◆ REQUIREMENT ◆
Word for word, retype every entry in the listing.

-- Begin INPUT RECORDS --

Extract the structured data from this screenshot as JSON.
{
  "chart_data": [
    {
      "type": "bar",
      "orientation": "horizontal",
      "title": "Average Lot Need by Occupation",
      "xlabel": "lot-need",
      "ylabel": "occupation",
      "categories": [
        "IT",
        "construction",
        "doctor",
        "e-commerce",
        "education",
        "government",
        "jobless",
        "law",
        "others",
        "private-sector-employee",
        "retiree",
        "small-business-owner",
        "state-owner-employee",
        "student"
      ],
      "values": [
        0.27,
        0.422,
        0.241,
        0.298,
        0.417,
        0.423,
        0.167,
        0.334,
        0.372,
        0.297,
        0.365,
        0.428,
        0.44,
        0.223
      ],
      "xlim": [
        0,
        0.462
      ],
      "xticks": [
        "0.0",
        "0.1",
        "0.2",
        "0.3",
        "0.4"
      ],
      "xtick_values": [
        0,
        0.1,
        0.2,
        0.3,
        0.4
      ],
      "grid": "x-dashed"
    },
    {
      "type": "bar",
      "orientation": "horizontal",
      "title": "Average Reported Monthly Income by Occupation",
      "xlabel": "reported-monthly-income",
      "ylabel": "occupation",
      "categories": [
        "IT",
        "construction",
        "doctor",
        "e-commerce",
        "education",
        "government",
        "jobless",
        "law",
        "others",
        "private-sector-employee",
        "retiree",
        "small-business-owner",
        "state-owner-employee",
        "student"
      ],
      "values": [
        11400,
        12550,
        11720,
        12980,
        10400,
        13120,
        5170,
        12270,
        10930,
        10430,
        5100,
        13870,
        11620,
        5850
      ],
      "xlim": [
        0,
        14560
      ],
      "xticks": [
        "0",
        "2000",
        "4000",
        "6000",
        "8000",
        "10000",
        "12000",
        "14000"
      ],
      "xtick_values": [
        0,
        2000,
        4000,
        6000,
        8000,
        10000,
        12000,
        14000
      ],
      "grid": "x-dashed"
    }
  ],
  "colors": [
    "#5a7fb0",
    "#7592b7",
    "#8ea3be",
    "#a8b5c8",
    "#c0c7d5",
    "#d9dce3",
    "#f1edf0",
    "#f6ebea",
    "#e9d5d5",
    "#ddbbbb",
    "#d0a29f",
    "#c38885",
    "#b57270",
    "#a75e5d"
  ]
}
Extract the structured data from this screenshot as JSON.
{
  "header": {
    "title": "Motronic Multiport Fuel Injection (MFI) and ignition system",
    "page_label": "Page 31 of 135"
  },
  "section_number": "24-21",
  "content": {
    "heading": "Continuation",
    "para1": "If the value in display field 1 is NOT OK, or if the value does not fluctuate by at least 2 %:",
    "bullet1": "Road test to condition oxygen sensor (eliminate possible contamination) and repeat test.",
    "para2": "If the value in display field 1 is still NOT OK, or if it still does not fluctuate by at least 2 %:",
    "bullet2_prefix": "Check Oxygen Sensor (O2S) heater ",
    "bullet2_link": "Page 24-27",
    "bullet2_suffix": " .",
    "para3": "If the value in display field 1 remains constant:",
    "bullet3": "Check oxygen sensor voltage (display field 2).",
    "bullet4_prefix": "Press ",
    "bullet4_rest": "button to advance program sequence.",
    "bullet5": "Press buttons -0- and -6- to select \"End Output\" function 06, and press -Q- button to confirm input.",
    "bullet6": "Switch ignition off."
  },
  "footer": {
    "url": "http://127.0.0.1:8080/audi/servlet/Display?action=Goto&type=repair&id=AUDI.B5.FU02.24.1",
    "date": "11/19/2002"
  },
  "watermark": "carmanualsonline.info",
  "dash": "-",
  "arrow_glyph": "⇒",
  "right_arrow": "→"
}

-- End INPUT RECORDS --

◆ EXPECTED OUTPUT ◆
Extract the structured data from this screenshot as JSON.
{
  "chart_data": [
    {
      "type": "bar",
      "orientation": "horizontal",
      "title": "Average Lot Need by Occupation",
      "xlabel": "lot-need",
      "ylabel": "occupation",
      "categories": [
        "IT",
        "construction",
        "doctor",
        "e-commerce",
        "education",
        "government",
        "jobless",
        "law",
        "others",
        "private-sector-employee",
        "retiree",
        "small-business-owner",
        "state-owner-employee",
        "student"
      ],
      "values": [
        0.27,
        0.422,
        0.241,
        0.298,
        0.417,
        0.423,
        0.167,
        0.334,
        0.372,
        0.297,
        0.365,
        0.428,
        0.44,
        0.223
      ],
      "xlim": [
        0,
        0.462
      ],
      "xticks": [
        "0.0",
        "0.1",
        "0.2",
        "0.3",
        "0.4"
      ],
      "xtick_values": [
        0,
        0.1,
        0.2,
        0.3,
        0.4
      ],
      "grid": "x-dashed"
    },
    {
      "type": "bar",
      "orientation": "horizontal",
      "title": "Average Reported Monthly Income by Occupation",
      "xlabel": "reported-monthly-income",
      "ylabel": "occupation",
      "categories": [
        "IT",
        "construction",
        "doctor",
        "e-commerce",
        "education",
        "government",
        "jobless",
        "law",
        "others",
        "private-sector-employee",
        "retiree",
        "small-business-owner",
        "state-owner-employee",
        "student"
      ],
      "values": [
        11400,
        12550,
        11720,
        12980,
        10400,
        13120,
        5170,
        12270,
        10930,
        10430,
        5100,
        13870,
        11620,
        5850
      ],
      "xlim": [
        0,
        14560
      ],
      "xticks": [
        "0",
        "2000",
        "4000",
        "6000",
        "8000",
        "10000",
        "12000",
        "14000"
      ],
      "xtick_values": [
        0,
        2000,
        4000,
        6000,
        8000,
        10000,
        12000,
        14000
      ],
      "grid": "x-dashed"
    }
  ],
  "colors": [
    "#5a7fb0",
    "#7592b7",
    "#8ea3be",
    "#a8b5c8",
    "#c0c7d5",
    "#d9dce3",
    "#f1edf0",
    "#f6ebea",
    "#e9d5d5",
    "#ddbbbb",
    "#d0a29f",
    "#c38885",
    "#b57270",
    "#a75e5d"
  ]
}
Extract the structured data from this screenshot as JSON.
{
  "header": {
    "title": "Motronic Multiport Fuel Injection (MFI) and ignition system",
    "page_label": "Page 31 of 135"
  },
  "section_number": "24-21",
  "content": {
    "heading": "Continuation",
    "para1": "If the value in display field 1 is NOT OK, or if the value does not fluctuate by at least 2 %:",
    "bullet1": "Road test to condition oxygen sensor (eliminate possible contamination) and repeat test.",
    "para2": "If the value in display field 1 is still NOT OK, or if it still does not fluctuate by at least 2 %:",
    "bullet2_prefix": "Check Oxygen Sensor (O2S) heater ",
    "bullet2_link": "Page 24-27",
    "bullet2_suffix": " .",
    "para3": "If the value in display field 1 remains constant:",
    "bullet3": "Check oxygen sensor voltage (display field 2).",
    "bullet4_prefix": "Press ",
    "bullet4_rest": "button to advance program sequence.",
    "bullet5": "Press buttons -0- and -6- to select \"End Output\" function 06, and press -Q- button to confirm input.",
    "bullet6": "Switch ignition off."
  },
  "footer": {
    "url": "http://127.0.0.1:8080/audi/servlet/Display?action=Goto&type=repair&id=AUDI.B5.FU02.24.1",
    "date": "11/19/2002"
  },
  "watermark": "carmanualsonline.info",
  "dash": "-",
  "arrow_glyph": "⇒",
  "right_arrow": "→"
}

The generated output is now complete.